--- START OF Records ---

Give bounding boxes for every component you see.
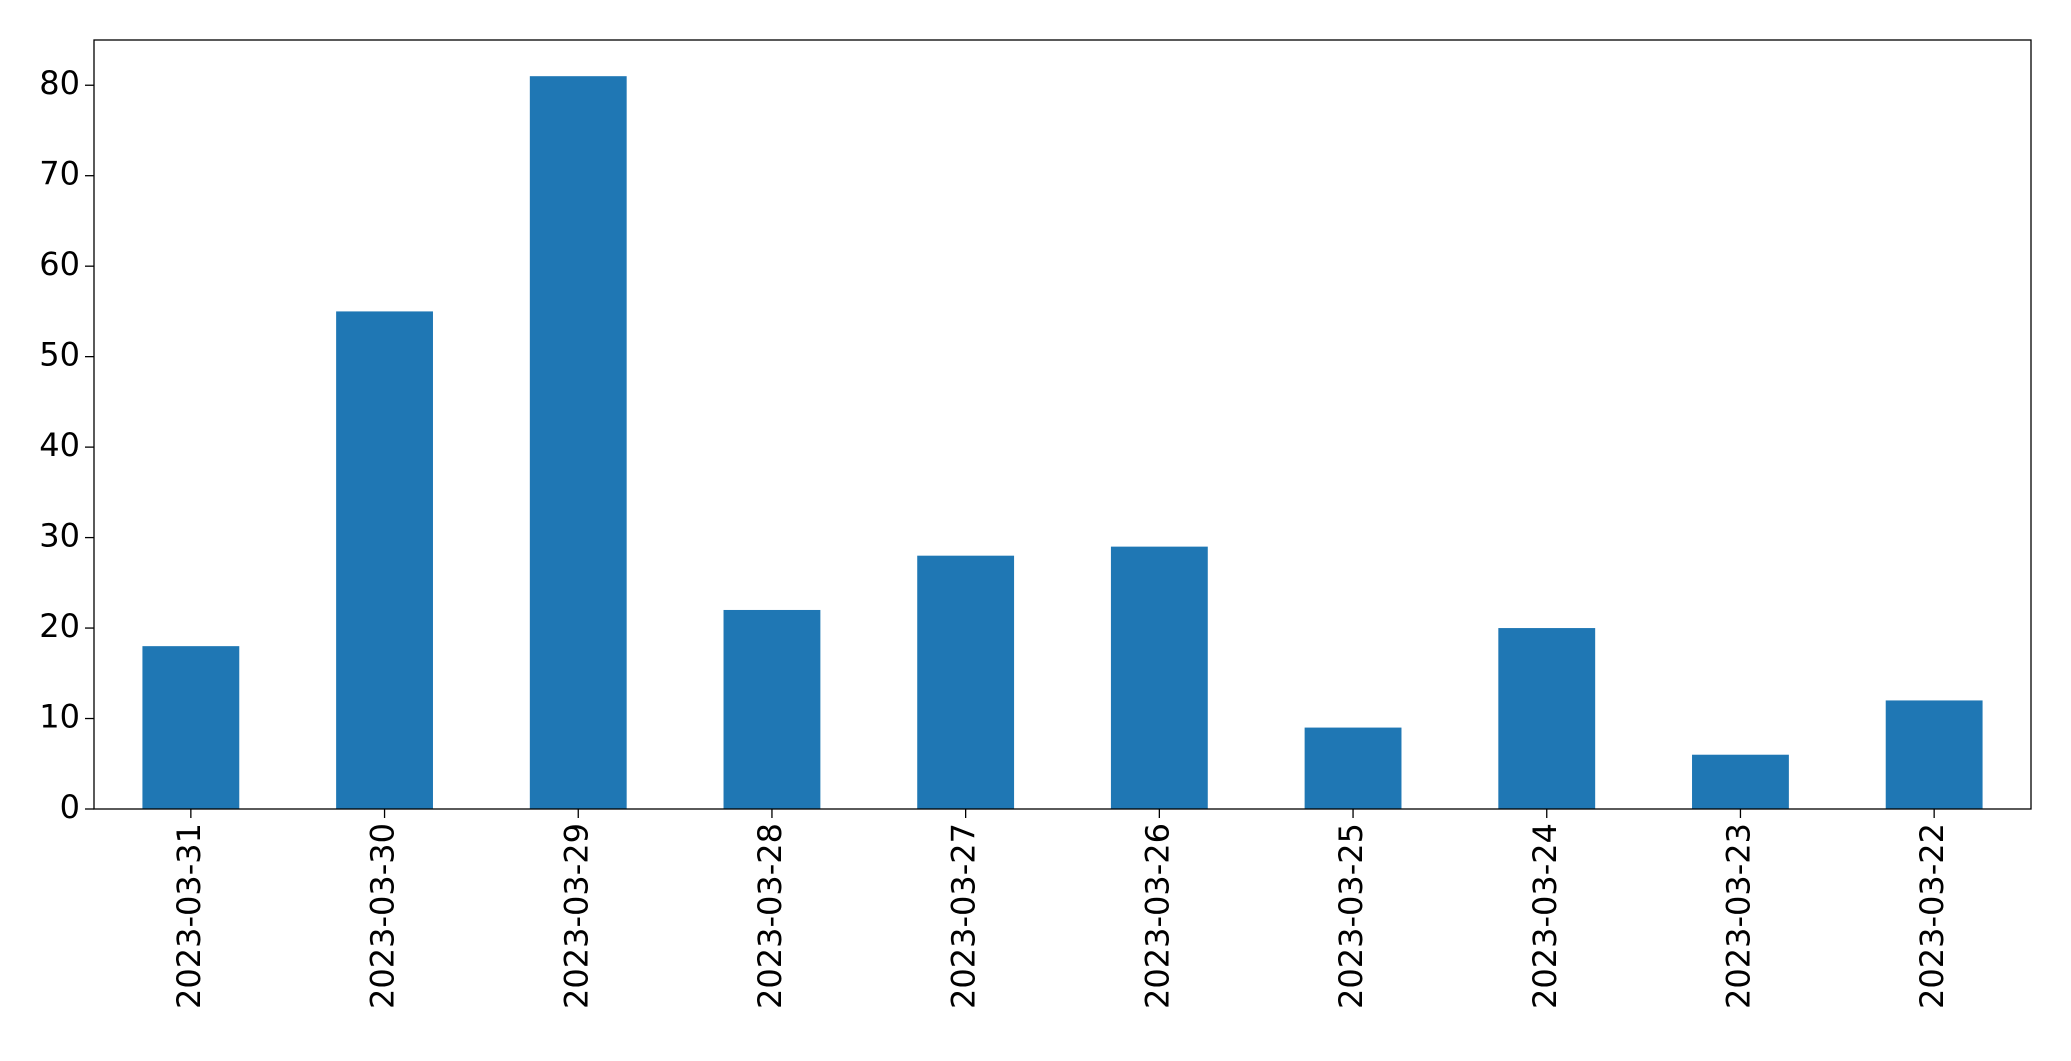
bar bbox=[1885, 700, 1983, 809]
y-tick-label: 50 bbox=[39, 336, 80, 374]
y-tick-label: 60 bbox=[39, 245, 80, 283]
y-tick-label: 80 bbox=[39, 64, 80, 102]
bar bbox=[917, 555, 1015, 809]
y-tick-label: 20 bbox=[39, 607, 80, 645]
bar bbox=[336, 311, 433, 809]
bar bbox=[529, 76, 627, 809]
x-tick-label: 2023-03-22 bbox=[1913, 823, 1951, 1009]
x-tick-label: 2023-03-26 bbox=[1138, 823, 1176, 1009]
plot-frame bbox=[93, 39, 2032, 810]
bar bbox=[142, 646, 240, 809]
y-tick-label: 30 bbox=[39, 517, 80, 555]
bar bbox=[1498, 628, 1596, 809]
x-tick-label: 2023-03-27 bbox=[945, 823, 983, 1009]
x-tick-label: 2023-03-28 bbox=[751, 823, 789, 1009]
x-tick-label: 2023-03-23 bbox=[1719, 823, 1757, 1009]
y-tick-label: 70 bbox=[39, 155, 80, 193]
y-tick-label: 40 bbox=[39, 426, 80, 464]
x-tick-label: 2023-03-31 bbox=[170, 823, 208, 1009]
bar bbox=[723, 609, 821, 809]
x-tick-label: 2023-03-24 bbox=[1526, 823, 1564, 1009]
y-tick-label: 10 bbox=[39, 698, 80, 736]
bar bbox=[1110, 546, 1208, 809]
x-tick-label: 2023-03-29 bbox=[557, 823, 595, 1009]
x-tick-label: 2023-03-30 bbox=[364, 823, 402, 1009]
y-tick-label: 0 bbox=[60, 788, 80, 826]
bar bbox=[1692, 754, 1789, 809]
bar bbox=[1304, 727, 1402, 809]
x-tick-label: 2023-03-25 bbox=[1332, 823, 1370, 1009]
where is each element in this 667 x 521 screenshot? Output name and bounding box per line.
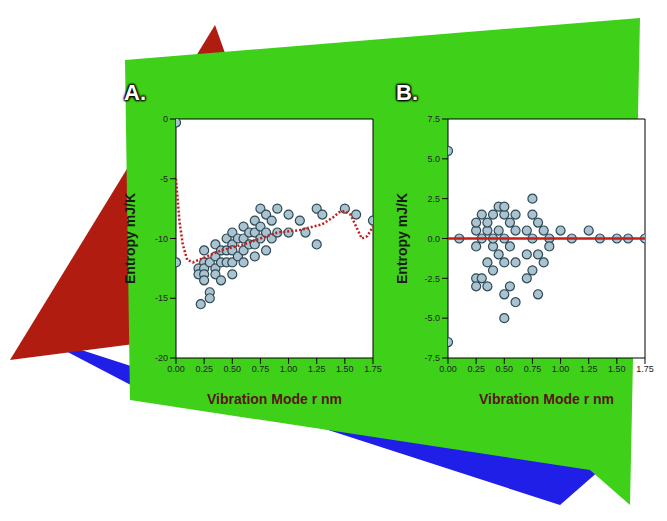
svg-text:-5: -5 (160, 174, 168, 184)
svg-text:5.0: 5.0 (427, 154, 440, 164)
svg-text:2.5: 2.5 (427, 194, 440, 204)
svg-text:0.75: 0.75 (252, 364, 270, 374)
svg-text:1.75: 1.75 (364, 364, 382, 374)
svg-text:Entropy mJ/K: Entropy mJ/K (122, 193, 138, 284)
svg-text:1.25: 1.25 (308, 364, 326, 374)
svg-text:Vibration Mode r nm: Vibration Mode r nm (479, 391, 614, 407)
svg-text:0.25: 0.25 (467, 364, 485, 374)
svg-text:Entropy mJ/K: Entropy mJ/K (394, 193, 410, 284)
svg-text:0.00: 0.00 (439, 364, 457, 374)
svg-text:1.00: 1.00 (280, 364, 298, 374)
svg-text:-15: -15 (155, 293, 168, 303)
svg-text:Vibration Mode r nm: Vibration Mode r nm (207, 391, 342, 407)
svg-text:0: 0 (163, 114, 168, 124)
svg-text:0.0: 0.0 (427, 234, 440, 244)
svg-text:0.50: 0.50 (224, 364, 242, 374)
svg-text:0.00: 0.00 (167, 364, 185, 374)
svg-text:1.00: 1.00 (552, 364, 570, 374)
svg-text:-10: -10 (155, 234, 168, 244)
svg-text:1.50: 1.50 (336, 364, 354, 374)
svg-text:-7.5: -7.5 (424, 353, 440, 363)
svg-text:7.5: 7.5 (427, 114, 440, 124)
svg-text:-5.0: -5.0 (424, 313, 440, 323)
svg-text:0.50: 0.50 (496, 364, 514, 374)
html-text:A.: A. (124, 80, 146, 105)
svg-text:0.75: 0.75 (524, 364, 542, 374)
svg-text:-2.5: -2.5 (424, 274, 440, 284)
svg-text:1.50: 1.50 (608, 364, 626, 374)
svg-text:-20: -20 (155, 353, 168, 363)
svg-text:1.25: 1.25 (580, 364, 598, 374)
svg-text:0.25: 0.25 (195, 364, 213, 374)
html-text:B.: B. (396, 80, 418, 105)
svg-text:1.75: 1.75 (636, 364, 654, 374)
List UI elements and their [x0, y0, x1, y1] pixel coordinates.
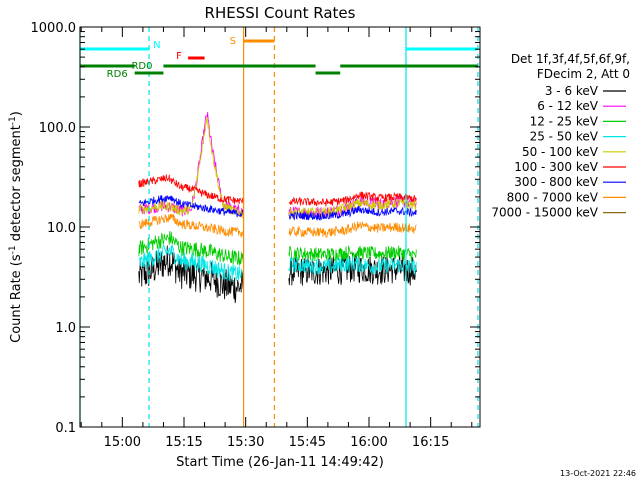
y-axis-label: Count Rate (s-1 detector segment-1)	[8, 111, 24, 343]
x-axis-label: Start Time (26-Jan-11 14:49:42)	[176, 455, 384, 470]
series-trace	[138, 194, 245, 218]
flag-label: RD0	[131, 61, 152, 72]
y-tick-label: 1.0	[55, 321, 76, 336]
series-trace	[288, 205, 417, 221]
flag-label: RD6	[107, 69, 128, 80]
y-axis-label-part: -1	[8, 116, 18, 125]
x-tick-label: 15:45	[289, 435, 326, 450]
x-tick-label: 16:15	[412, 435, 449, 450]
legend-header-detectors: Det 1f,3f,4f,5f,6f,9f,	[511, 52, 630, 66]
flag-label: S	[230, 36, 236, 47]
y-tick-label: 10.0	[47, 221, 76, 236]
series-100-300kev	[138, 174, 417, 207]
x-tick-label: 16:00	[350, 435, 387, 450]
flag-label: F	[176, 51, 182, 62]
legend-entry-label: 3 - 6 keV	[545, 84, 599, 98]
legend-entry-label: 100 - 300 keV	[514, 160, 598, 174]
x-axis: 15:00 15:15 15:30 15:45 16:00 16:15	[80, 27, 473, 450]
flag-n: N	[80, 40, 478, 51]
series-trace	[288, 221, 417, 238]
legend-entry-label: 12 - 25 keV	[530, 114, 599, 128]
series-trace	[138, 213, 245, 238]
y-axis-label-part: detector segment	[9, 125, 24, 245]
legend-entry-label: 800 - 7000 keV	[507, 190, 599, 204]
flag-rd6: RD6	[107, 69, 341, 80]
flag-f: F	[176, 51, 205, 62]
series-800-7000kev	[138, 213, 417, 238]
legend-entry-label: 6 - 12 keV	[537, 99, 599, 113]
series-trace	[288, 191, 417, 207]
legend-entry-label: 7000 - 15000 keV	[491, 206, 598, 220]
flag-rd0: RD0	[80, 61, 478, 72]
flag-label: N	[153, 40, 160, 51]
y-tick-label: 100.0	[39, 121, 76, 136]
legend: Det 1f,3f,4f,5f,6f,9f, FDecim 2, Att 0 3…	[491, 52, 630, 220]
legend-entry-label: 50 - 100 keV	[522, 145, 599, 159]
series-trace	[138, 116, 245, 219]
y-axis-label-part: )	[9, 111, 24, 116]
x-tick-label: 15:30	[227, 435, 264, 450]
flag-s: S	[230, 36, 275, 47]
chart-title: RHESSI Count Rates	[205, 4, 356, 22]
legend-entry-label: 25 - 50 keV	[530, 130, 599, 144]
y-tick-label: 0.1	[55, 421, 76, 436]
y-tick-label: 1000.0	[31, 21, 77, 36]
x-tick-label: 15:15	[165, 435, 202, 450]
series-25-50kev	[138, 244, 417, 283]
legend-entry-label: 300 - 800 keV	[514, 175, 598, 189]
legend-header-decimation: FDecim 2, Att 0	[537, 67, 630, 81]
series-trace	[138, 174, 245, 205]
series-trace	[138, 245, 245, 304]
series-layer	[138, 112, 417, 304]
series-trace	[288, 256, 417, 276]
y-axis-label-part: Count Rate (s	[9, 254, 24, 343]
y-axis-label-part: -1	[8, 245, 18, 254]
x-tick-label: 15:00	[104, 435, 141, 450]
series-300-800kev	[138, 194, 417, 221]
series-trace	[138, 244, 244, 283]
series-trace	[138, 231, 245, 267]
footer-date: 13-Oct-2021 22:46	[560, 469, 636, 478]
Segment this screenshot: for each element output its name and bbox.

--- END OF Records ---

## [Task statement]
Copy every row above verbatim, leaving out the pictures.

## [Answer to the exercise]
Give bounding boxes for every component you see.
bar bbox=[1885, 700, 1983, 809]
y-tick-label: 50 bbox=[39, 336, 80, 374]
y-tick-label: 60 bbox=[39, 245, 80, 283]
y-tick-label: 80 bbox=[39, 64, 80, 102]
bar bbox=[917, 555, 1015, 809]
y-tick-label: 20 bbox=[39, 607, 80, 645]
bar bbox=[336, 311, 433, 809]
bar bbox=[529, 76, 627, 809]
x-tick-label: 2023-03-22 bbox=[1913, 823, 1951, 1009]
x-tick-label: 2023-03-26 bbox=[1138, 823, 1176, 1009]
plot-frame bbox=[93, 39, 2032, 810]
bar bbox=[142, 646, 240, 809]
y-tick-label: 30 bbox=[39, 517, 80, 555]
bar bbox=[1498, 628, 1596, 809]
x-tick-label: 2023-03-27 bbox=[945, 823, 983, 1009]
x-tick-label: 2023-03-28 bbox=[751, 823, 789, 1009]
x-tick-label: 2023-03-23 bbox=[1719, 823, 1757, 1009]
y-tick-label: 70 bbox=[39, 155, 80, 193]
y-tick-label: 40 bbox=[39, 426, 80, 464]
x-tick-label: 2023-03-31 bbox=[170, 823, 208, 1009]
bar bbox=[723, 609, 821, 809]
x-tick-label: 2023-03-24 bbox=[1526, 823, 1564, 1009]
y-tick-label: 10 bbox=[39, 698, 80, 736]
bar bbox=[1110, 546, 1208, 809]
x-tick-label: 2023-03-29 bbox=[557, 823, 595, 1009]
x-tick-label: 2023-03-30 bbox=[364, 823, 402, 1009]
y-tick-label: 0 bbox=[60, 788, 80, 826]
bar bbox=[1692, 754, 1789, 809]
bar bbox=[1304, 727, 1402, 809]
x-tick-label: 2023-03-25 bbox=[1332, 823, 1370, 1009]
where is each element in this 667 x 521 screenshot? Output name and bounding box per line.
svg-text:-5: -5 (160, 174, 168, 184)
svg-text:5.0: 5.0 (427, 154, 440, 164)
svg-text:2.5: 2.5 (427, 194, 440, 204)
svg-text:0.75: 0.75 (252, 364, 270, 374)
svg-text:1.75: 1.75 (364, 364, 382, 374)
svg-text:Entropy mJ/K: Entropy mJ/K (122, 193, 138, 284)
svg-text:1.25: 1.25 (308, 364, 326, 374)
svg-text:Vibration Mode r nm: Vibration Mode r nm (479, 391, 614, 407)
svg-text:0.25: 0.25 (467, 364, 485, 374)
svg-text:Entropy mJ/K: Entropy mJ/K (394, 193, 410, 284)
svg-text:0.00: 0.00 (439, 364, 457, 374)
svg-text:1.00: 1.00 (280, 364, 298, 374)
svg-text:-15: -15 (155, 293, 168, 303)
svg-text:Vibration Mode r nm: Vibration Mode r nm (207, 391, 342, 407)
svg-text:0: 0 (163, 114, 168, 124)
svg-text:0.0: 0.0 (427, 234, 440, 244)
svg-text:0.50: 0.50 (224, 364, 242, 374)
svg-text:0.00: 0.00 (167, 364, 185, 374)
svg-text:1.00: 1.00 (552, 364, 570, 374)
svg-text:-10: -10 (155, 234, 168, 244)
svg-text:1.50: 1.50 (336, 364, 354, 374)
svg-text:-7.5: -7.5 (424, 353, 440, 363)
svg-text:7.5: 7.5 (427, 114, 440, 124)
svg-text:-5.0: -5.0 (424, 313, 440, 323)
svg-text:0.50: 0.50 (496, 364, 514, 374)
html-text:A.: A. (124, 80, 146, 105)
svg-text:0.75: 0.75 (524, 364, 542, 374)
svg-text:-2.5: -2.5 (424, 274, 440, 284)
svg-text:1.50: 1.50 (608, 364, 626, 374)
svg-text:-20: -20 (155, 353, 168, 363)
svg-text:1.25: 1.25 (580, 364, 598, 374)
svg-text:0.25: 0.25 (195, 364, 213, 374)
html-text:B.: B. (396, 80, 418, 105)
svg-text:1.75: 1.75 (636, 364, 654, 374)
List UI elements and their [x0, y0, x1, y1] pixel coordinates.
y-axis-label: Count Rate (s-1 detector segment-1)	[8, 111, 24, 343]
x-axis-label: Start Time (26-Jan-11 14:49:42)	[176, 455, 384, 470]
series-trace	[138, 194, 245, 218]
flag-label: RD0	[131, 61, 152, 72]
y-tick-label: 1.0	[55, 321, 76, 336]
series-trace	[288, 205, 417, 221]
flag-label: RD6	[107, 69, 128, 80]
y-axis-label-part: -1	[8, 116, 18, 125]
x-tick-label: 15:45	[289, 435, 326, 450]
x-tick-label: 16:15	[412, 435, 449, 450]
legend-header-detectors: Det 1f,3f,4f,5f,6f,9f,	[511, 52, 630, 66]
flag-label: S	[230, 36, 236, 47]
y-tick-label: 10.0	[47, 221, 76, 236]
series-100-300kev	[138, 174, 417, 207]
x-tick-label: 16:00	[350, 435, 387, 450]
flag-label: F	[176, 51, 182, 62]
legend-entry-label: 3 - 6 keV	[545, 84, 599, 98]
legend-entry-label: 100 - 300 keV	[514, 160, 598, 174]
x-axis: 15:00 15:15 15:30 15:45 16:00 16:15	[80, 27, 473, 450]
flag-n: N	[80, 40, 478, 51]
series-trace	[288, 221, 417, 238]
legend-entry-label: 12 - 25 keV	[530, 114, 599, 128]
series-trace	[138, 213, 245, 238]
y-axis-label-part: detector segment	[9, 125, 24, 245]
legend-entry-label: 800 - 7000 keV	[507, 190, 599, 204]
flag-rd6: RD6	[107, 69, 341, 80]
flag-f: F	[176, 51, 205, 62]
series-800-7000kev	[138, 213, 417, 238]
legend-entry-label: 6 - 12 keV	[537, 99, 599, 113]
series-trace	[288, 191, 417, 207]
legend-entry-label: 7000 - 15000 keV	[491, 206, 598, 220]
flag-rd0: RD0	[80, 61, 478, 72]
flag-label: N	[153, 40, 160, 51]
y-tick-label: 100.0	[39, 121, 76, 136]
legend: Det 1f,3f,4f,5f,6f,9f, FDecim 2, Att 0 3…	[491, 52, 630, 220]
legend-entry-label: 50 - 100 keV	[522, 145, 599, 159]
series-trace	[138, 116, 245, 219]
y-axis-label-part: )	[9, 111, 24, 116]
x-tick-label: 15:30	[227, 435, 264, 450]
flag-s: S	[230, 36, 275, 47]
chart-title: RHESSI Count Rates	[205, 4, 356, 22]
legend-entry-label: 25 - 50 keV	[530, 130, 599, 144]
y-tick-label: 0.1	[55, 421, 76, 436]
y-tick-label: 1000.0	[31, 21, 77, 36]
x-tick-label: 15:15	[165, 435, 202, 450]
series-25-50kev	[138, 244, 417, 283]
legend-entry-label: 300 - 800 keV	[514, 175, 598, 189]
legend-header-decimation: FDecim 2, Att 0	[537, 67, 630, 81]
series-trace	[138, 174, 245, 205]
series-trace	[138, 245, 245, 304]
series-layer	[138, 112, 417, 304]
series-trace	[288, 256, 417, 276]
y-axis-label-part: Count Rate (s	[9, 254, 24, 343]
y-axis-label-part: -1	[8, 245, 18, 254]
x-tick-label: 15:00	[104, 435, 141, 450]
series-300-800kev	[138, 194, 417, 221]
series-trace	[138, 244, 244, 283]
series-trace	[138, 231, 245, 267]
footer-date: 13-Oct-2021 22:46	[560, 469, 636, 478]
Segment this screenshot: for each element output its name and bbox.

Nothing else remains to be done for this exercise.